▶ [What you should do]: Provide the number of lines below that include "into", without any other words.

▶ [Data for the task]:
--

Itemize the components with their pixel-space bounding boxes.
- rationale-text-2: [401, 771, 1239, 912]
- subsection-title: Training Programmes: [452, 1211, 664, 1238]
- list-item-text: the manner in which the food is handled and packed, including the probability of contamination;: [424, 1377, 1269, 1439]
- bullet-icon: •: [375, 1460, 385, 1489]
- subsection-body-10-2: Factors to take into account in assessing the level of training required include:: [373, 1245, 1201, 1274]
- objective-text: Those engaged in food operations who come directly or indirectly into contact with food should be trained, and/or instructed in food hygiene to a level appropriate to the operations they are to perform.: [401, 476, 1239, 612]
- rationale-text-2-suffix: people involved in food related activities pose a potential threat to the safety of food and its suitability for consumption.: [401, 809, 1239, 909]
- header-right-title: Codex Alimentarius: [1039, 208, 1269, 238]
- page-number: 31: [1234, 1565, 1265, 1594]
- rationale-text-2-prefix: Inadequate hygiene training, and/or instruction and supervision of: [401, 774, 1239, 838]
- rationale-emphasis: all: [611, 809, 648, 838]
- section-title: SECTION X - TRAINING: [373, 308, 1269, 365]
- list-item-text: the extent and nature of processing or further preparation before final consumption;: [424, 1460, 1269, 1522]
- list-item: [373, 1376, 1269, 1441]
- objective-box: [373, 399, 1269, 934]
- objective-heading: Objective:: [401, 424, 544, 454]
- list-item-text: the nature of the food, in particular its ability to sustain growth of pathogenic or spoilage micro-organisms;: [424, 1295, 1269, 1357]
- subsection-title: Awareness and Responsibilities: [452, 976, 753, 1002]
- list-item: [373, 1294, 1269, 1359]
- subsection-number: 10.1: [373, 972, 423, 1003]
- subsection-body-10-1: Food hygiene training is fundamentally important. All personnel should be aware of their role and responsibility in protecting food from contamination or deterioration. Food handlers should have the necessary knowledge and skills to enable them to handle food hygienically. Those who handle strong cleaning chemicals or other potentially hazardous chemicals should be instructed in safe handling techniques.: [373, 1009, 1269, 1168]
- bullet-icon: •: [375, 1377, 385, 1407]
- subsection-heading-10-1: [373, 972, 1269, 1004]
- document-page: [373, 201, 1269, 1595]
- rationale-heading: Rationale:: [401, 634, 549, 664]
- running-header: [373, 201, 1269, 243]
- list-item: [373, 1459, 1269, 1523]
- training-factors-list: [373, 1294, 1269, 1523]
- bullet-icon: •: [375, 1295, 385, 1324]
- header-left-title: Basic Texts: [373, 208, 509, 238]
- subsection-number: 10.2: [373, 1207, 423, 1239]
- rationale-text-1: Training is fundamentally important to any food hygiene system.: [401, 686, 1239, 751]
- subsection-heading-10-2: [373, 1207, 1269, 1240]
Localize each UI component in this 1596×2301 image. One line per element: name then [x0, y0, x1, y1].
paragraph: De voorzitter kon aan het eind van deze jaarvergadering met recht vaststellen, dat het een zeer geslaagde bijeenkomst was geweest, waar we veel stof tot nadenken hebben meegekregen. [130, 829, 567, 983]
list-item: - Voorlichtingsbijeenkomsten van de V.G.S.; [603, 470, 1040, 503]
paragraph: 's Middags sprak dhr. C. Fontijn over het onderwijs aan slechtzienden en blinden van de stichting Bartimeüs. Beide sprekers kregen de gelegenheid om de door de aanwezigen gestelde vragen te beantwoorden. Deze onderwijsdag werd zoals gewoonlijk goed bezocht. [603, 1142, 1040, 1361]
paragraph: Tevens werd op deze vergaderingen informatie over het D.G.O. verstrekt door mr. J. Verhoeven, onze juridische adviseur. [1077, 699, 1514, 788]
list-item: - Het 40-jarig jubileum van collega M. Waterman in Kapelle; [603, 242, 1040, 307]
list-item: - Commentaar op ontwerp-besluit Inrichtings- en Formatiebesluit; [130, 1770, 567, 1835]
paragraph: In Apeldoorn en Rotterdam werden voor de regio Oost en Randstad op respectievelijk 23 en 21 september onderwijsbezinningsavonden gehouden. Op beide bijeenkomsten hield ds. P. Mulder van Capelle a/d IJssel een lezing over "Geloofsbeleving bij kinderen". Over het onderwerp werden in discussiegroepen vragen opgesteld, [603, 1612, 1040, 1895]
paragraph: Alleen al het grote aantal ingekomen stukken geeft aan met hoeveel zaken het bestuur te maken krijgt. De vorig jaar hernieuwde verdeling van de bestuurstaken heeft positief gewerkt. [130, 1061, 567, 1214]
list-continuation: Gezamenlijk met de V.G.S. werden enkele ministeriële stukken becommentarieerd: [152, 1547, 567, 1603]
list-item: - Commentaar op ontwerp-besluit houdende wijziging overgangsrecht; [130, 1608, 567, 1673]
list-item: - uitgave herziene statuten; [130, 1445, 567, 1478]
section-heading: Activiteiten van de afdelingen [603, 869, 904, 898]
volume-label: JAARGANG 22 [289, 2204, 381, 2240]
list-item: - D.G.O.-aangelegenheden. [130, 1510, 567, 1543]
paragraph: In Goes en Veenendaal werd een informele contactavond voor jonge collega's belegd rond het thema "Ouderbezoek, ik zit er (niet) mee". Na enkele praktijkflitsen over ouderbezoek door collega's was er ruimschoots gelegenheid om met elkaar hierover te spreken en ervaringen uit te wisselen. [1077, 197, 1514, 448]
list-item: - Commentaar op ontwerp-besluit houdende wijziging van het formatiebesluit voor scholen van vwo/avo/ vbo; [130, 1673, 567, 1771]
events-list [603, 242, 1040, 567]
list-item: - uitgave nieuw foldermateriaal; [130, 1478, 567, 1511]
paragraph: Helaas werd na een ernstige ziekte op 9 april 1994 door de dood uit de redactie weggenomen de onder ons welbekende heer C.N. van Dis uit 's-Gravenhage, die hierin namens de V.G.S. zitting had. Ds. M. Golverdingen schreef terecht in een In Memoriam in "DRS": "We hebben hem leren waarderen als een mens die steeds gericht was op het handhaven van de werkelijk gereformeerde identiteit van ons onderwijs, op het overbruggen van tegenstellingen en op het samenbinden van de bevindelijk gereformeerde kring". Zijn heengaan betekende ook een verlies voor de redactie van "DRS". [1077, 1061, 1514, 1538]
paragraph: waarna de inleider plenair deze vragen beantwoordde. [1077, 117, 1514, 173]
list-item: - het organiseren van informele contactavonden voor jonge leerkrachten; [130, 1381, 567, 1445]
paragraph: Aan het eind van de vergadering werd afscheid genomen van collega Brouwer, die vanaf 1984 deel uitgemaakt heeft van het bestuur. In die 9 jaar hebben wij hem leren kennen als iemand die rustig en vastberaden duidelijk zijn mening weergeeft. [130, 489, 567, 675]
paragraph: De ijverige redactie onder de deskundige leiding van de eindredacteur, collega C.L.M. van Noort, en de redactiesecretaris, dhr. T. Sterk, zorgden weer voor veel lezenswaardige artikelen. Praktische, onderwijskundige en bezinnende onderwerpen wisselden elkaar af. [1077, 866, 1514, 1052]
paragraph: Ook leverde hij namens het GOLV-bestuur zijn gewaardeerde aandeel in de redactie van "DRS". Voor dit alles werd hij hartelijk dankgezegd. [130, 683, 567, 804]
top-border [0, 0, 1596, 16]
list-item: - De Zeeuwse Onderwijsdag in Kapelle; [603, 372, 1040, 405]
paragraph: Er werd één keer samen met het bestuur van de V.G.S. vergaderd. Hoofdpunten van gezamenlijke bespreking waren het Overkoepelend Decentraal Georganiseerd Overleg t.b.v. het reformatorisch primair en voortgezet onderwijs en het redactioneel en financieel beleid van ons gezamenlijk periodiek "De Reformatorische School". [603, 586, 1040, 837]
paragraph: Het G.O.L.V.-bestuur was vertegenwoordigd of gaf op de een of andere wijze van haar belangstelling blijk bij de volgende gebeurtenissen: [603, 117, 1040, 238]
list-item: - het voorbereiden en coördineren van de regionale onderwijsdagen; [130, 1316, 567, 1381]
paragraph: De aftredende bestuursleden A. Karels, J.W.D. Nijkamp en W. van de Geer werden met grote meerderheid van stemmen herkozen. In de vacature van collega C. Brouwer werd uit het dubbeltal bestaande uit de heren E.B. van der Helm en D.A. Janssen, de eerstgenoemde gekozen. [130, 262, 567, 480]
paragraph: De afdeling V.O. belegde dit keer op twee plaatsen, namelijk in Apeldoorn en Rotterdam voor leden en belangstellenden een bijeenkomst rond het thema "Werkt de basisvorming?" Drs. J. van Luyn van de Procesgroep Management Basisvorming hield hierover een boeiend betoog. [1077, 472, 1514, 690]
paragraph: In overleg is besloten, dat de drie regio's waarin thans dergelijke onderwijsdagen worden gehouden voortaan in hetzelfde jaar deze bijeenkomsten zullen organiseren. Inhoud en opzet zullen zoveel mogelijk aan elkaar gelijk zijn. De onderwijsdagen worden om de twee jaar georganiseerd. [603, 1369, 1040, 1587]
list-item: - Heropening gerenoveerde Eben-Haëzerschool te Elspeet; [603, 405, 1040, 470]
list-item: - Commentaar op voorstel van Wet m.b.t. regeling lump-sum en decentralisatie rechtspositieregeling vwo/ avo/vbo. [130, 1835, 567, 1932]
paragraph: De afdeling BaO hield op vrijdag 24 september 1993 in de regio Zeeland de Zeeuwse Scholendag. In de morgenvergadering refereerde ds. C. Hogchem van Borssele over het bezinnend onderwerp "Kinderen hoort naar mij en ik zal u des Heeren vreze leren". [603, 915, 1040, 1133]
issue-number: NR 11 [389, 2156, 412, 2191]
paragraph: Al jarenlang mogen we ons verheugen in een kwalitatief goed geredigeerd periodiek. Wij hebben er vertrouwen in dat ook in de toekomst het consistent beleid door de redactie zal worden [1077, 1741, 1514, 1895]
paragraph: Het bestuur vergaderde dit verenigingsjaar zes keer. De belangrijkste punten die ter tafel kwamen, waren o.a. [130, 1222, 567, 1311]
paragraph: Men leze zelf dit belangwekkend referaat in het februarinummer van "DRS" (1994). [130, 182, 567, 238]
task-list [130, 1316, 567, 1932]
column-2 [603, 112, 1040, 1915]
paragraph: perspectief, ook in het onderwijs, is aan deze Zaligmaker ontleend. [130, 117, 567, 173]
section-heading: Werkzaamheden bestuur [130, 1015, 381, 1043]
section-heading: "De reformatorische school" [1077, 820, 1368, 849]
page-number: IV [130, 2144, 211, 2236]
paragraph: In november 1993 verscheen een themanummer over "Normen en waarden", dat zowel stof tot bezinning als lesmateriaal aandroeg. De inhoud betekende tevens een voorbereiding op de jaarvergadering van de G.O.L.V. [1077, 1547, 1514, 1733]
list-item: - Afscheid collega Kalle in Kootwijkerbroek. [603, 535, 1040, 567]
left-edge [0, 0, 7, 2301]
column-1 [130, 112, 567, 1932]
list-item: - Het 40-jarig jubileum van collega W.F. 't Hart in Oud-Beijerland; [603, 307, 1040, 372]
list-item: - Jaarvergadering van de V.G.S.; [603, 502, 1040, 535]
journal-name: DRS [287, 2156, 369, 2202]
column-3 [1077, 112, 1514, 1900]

--

▶ [Result of the exercise]: 2